Directions for this task >> Reproduce the entries below in full, word for word.

Working data >>
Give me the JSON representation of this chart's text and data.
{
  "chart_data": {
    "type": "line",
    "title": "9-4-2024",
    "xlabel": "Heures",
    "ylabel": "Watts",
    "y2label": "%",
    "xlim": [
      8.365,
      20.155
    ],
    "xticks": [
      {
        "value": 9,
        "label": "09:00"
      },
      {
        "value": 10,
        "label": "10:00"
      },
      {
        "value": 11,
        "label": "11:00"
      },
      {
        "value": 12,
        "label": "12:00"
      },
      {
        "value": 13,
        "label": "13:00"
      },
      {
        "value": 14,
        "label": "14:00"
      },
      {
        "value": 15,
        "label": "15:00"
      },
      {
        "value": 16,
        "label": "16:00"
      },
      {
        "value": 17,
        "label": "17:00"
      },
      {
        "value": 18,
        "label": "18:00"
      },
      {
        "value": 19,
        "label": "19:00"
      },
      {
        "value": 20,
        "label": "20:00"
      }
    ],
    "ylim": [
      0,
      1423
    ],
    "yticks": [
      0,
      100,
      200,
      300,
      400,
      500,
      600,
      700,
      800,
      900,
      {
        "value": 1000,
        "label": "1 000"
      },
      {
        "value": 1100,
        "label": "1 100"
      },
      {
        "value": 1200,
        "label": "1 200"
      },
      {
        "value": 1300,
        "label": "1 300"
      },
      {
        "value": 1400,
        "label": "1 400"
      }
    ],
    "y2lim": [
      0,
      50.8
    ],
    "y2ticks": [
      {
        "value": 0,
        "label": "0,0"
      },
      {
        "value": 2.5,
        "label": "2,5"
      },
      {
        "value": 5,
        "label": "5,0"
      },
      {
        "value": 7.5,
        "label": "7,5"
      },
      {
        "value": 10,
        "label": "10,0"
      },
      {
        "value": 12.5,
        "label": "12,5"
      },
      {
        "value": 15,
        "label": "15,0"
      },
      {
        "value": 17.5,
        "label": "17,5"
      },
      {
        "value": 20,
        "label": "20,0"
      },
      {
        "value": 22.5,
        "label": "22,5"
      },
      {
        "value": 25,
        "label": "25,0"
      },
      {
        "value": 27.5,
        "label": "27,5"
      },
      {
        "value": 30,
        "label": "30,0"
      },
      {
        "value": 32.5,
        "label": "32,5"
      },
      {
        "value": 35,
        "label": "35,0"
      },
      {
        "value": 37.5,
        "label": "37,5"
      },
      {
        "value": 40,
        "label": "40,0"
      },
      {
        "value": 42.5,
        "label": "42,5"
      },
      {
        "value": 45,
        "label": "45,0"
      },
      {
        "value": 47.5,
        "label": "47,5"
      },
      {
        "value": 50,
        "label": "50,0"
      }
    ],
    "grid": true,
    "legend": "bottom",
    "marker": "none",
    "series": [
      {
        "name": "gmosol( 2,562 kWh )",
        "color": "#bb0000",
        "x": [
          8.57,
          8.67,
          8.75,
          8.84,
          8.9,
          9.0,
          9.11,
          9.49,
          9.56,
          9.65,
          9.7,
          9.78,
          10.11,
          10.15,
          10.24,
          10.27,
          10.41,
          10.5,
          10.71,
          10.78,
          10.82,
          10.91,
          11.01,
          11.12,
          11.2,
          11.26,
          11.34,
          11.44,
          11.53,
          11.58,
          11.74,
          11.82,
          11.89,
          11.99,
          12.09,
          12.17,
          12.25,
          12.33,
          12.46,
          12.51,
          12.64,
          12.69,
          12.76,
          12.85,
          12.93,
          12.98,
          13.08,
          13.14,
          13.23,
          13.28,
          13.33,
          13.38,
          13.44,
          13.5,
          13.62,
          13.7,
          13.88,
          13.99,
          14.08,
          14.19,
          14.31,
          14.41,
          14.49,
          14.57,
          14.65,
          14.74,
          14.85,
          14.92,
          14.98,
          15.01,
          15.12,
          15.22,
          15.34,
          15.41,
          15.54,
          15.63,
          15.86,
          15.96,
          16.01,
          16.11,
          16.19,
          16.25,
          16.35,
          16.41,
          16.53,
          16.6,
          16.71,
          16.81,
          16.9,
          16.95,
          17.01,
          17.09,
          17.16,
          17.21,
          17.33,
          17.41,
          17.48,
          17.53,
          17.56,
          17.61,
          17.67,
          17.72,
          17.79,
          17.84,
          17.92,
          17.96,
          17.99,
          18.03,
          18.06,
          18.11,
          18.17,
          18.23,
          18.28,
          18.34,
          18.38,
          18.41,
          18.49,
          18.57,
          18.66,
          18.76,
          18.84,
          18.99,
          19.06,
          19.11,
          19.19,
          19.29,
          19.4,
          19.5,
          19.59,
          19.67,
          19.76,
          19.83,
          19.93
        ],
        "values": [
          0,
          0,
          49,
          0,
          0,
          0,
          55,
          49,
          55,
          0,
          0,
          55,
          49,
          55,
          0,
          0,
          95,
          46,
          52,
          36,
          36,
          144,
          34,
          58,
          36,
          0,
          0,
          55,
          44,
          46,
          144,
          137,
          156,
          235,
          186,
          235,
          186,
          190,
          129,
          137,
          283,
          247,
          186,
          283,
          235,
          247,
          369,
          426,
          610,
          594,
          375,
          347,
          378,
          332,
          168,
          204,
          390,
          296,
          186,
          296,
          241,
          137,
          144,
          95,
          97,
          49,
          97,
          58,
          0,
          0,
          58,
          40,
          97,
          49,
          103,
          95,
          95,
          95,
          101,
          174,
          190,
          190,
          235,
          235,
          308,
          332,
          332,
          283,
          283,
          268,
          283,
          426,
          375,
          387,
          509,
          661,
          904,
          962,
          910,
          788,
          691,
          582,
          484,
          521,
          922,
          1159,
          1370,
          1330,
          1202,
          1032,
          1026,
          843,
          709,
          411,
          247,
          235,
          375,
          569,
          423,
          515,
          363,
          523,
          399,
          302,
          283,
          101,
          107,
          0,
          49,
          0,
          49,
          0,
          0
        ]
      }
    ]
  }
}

Task response >>
Give me the JSON representation of this chart's text and data.
{
  "chart_data": {
    "type": "line",
    "title": "9-4-2024",
    "xlabel": "Heures",
    "ylabel": "Watts",
    "y2label": "%",
    "xlim": [
      8.365,
      20.155
    ],
    "xticks": [
      {
        "value": 9,
        "label": "09:00"
      },
      {
        "value": 10,
        "label": "10:00"
      },
      {
        "value": 11,
        "label": "11:00"
      },
      {
        "value": 12,
        "label": "12:00"
      },
      {
        "value": 13,
        "label": "13:00"
      },
      {
        "value": 14,
        "label": "14:00"
      },
      {
        "value": 15,
        "label": "15:00"
      },
      {
        "value": 16,
        "label": "16:00"
      },
      {
        "value": 17,
        "label": "17:00"
      },
      {
        "value": 18,
        "label": "18:00"
      },
      {
        "value": 19,
        "label": "19:00"
      },
      {
        "value": 20,
        "label": "20:00"
      }
    ],
    "ylim": [
      0,
      1423
    ],
    "yticks": [
      0,
      100,
      200,
      300,
      400,
      500,
      600,
      700,
      800,
      900,
      {
        "value": 1000,
        "label": "1 000"
      },
      {
        "value": 1100,
        "label": "1 100"
      },
      {
        "value": 1200,
        "label": "1 200"
      },
      {
        "value": 1300,
        "label": "1 300"
      },
      {
        "value": 1400,
        "label": "1 400"
      }
    ],
    "y2lim": [
      0,
      50.8
    ],
    "y2ticks": [
      {
        "value": 0,
        "label": "0,0"
      },
      {
        "value": 2.5,
        "label": "2,5"
      },
      {
        "value": 5,
        "label": "5,0"
      },
      {
        "value": 7.5,
        "label": "7,5"
      },
      {
        "value": 10,
        "label": "10,0"
      },
      {
        "value": 12.5,
        "label": "12,5"
      },
      {
        "value": 15,
        "label": "15,0"
      },
      {
        "value": 17.5,
        "label": "17,5"
      },
      {
        "value": 20,
        "label": "20,0"
      },
      {
        "value": 22.5,
        "label": "22,5"
      },
      {
        "value": 25,
        "label": "25,0"
      },
      {
        "value": 27.5,
        "label": "27,5"
      },
      {
        "value": 30,
        "label": "30,0"
      },
      {
        "value": 32.5,
        "label": "32,5"
      },
      {
        "value": 35,
        "label": "35,0"
      },
      {
        "value": 37.5,
        "label": "37,5"
      },
      {
        "value": 40,
        "label": "40,0"
      },
      {
        "value": 42.5,
        "label": "42,5"
      },
      {
        "value": 45,
        "label": "45,0"
      },
      {
        "value": 47.5,
        "label": "47,5"
      },
      {
        "value": 50,
        "label": "50,0"
      }
    ],
    "grid": true,
    "legend": "bottom",
    "marker": "none",
    "series": [
      {
        "name": "gmosol( 2,562 kWh )",
        "color": "#bb0000",
        "x": [
          8.57,
          8.67,
          8.75,
          8.84,
          8.9,
          9.0,
          9.11,
          9.49,
          9.56,
          9.65,
          9.7,
          9.78,
          10.11,
          10.15,
          10.24,
          10.27,
          10.41,
          10.5,
          10.71,
          10.78,
          10.82,
          10.91,
          11.01,
          11.12,
          11.2,
          11.26,
          11.34,
          11.44,
          11.53,
          11.58,
          11.74,
          11.82,
          11.89,
          11.99,
          12.09,
          12.17,
          12.25,
          12.33,
          12.46,
          12.51,
          12.64,
          12.69,
          12.76,
          12.85,
          12.93,
          12.98,
          13.08,
          13.14,
          13.23,
          13.28,
          13.33,
          13.38,
          13.44,
          13.5,
          13.62,
          13.7,
          13.88,
          13.99,
          14.08,
          14.19,
          14.31,
          14.41,
          14.49,
          14.57,
          14.65,
          14.74,
          14.85,
          14.92,
          14.98,
          15.01,
          15.12,
          15.22,
          15.34,
          15.41,
          15.54,
          15.63,
          15.86,
          15.96,
          16.01,
          16.11,
          16.19,
          16.25,
          16.35,
          16.41,
          16.53,
          16.6,
          16.71,
          16.81,
          16.9,
          16.95,
          17.01,
          17.09,
          17.16,
          17.21,
          17.33,
          17.41,
          17.48,
          17.53,
          17.56,
          17.61,
          17.67,
          17.72,
          17.79,
          17.84,
          17.92,
          17.96,
          17.99,
          18.03,
          18.06,
          18.11,
          18.17,
          18.23,
          18.28,
          18.34,
          18.38,
          18.41,
          18.49,
          18.57,
          18.66,
          18.76,
          18.84,
          18.99,
          19.06,
          19.11,
          19.19,
          19.29,
          19.4,
          19.5,
          19.59,
          19.67,
          19.76,
          19.83,
          19.93
        ],
        "values": [
          0,
          0,
          49,
          0,
          0,
          0,
          55,
          49,
          55,
          0,
          0,
          55,
          49,
          55,
          0,
          0,
          95,
          46,
          52,
          36,
          36,
          144,
          34,
          58,
          36,
          0,
          0,
          55,
          44,
          46,
          144,
          137,
          156,
          235,
          186,
          235,
          186,
          190,
          129,
          137,
          283,
          247,
          186,
          283,
          235,
          247,
          369,
          426,
          610,
          594,
          375,
          347,
          378,
          332,
          168,
          204,
          390,
          296,
          186,
          296,
          241,
          137,
          144,
          95,
          97,
          49,
          97,
          58,
          0,
          0,
          58,
          40,
          97,
          49,
          103,
          95,
          95,
          95,
          101,
          174,
          190,
          190,
          235,
          235,
          308,
          332,
          332,
          283,
          283,
          268,
          283,
          426,
          375,
          387,
          509,
          661,
          904,
          962,
          910,
          788,
          691,
          582,
          484,
          521,
          922,
          1159,
          1370,
          1330,
          1202,
          1032,
          1026,
          843,
          709,
          411,
          247,
          235,
          375,
          569,
          423,
          515,
          363,
          523,
          399,
          302,
          283,
          101,
          107,
          0,
          49,
          0,
          49,
          0,
          0
        ]
      }
    ]
  }
}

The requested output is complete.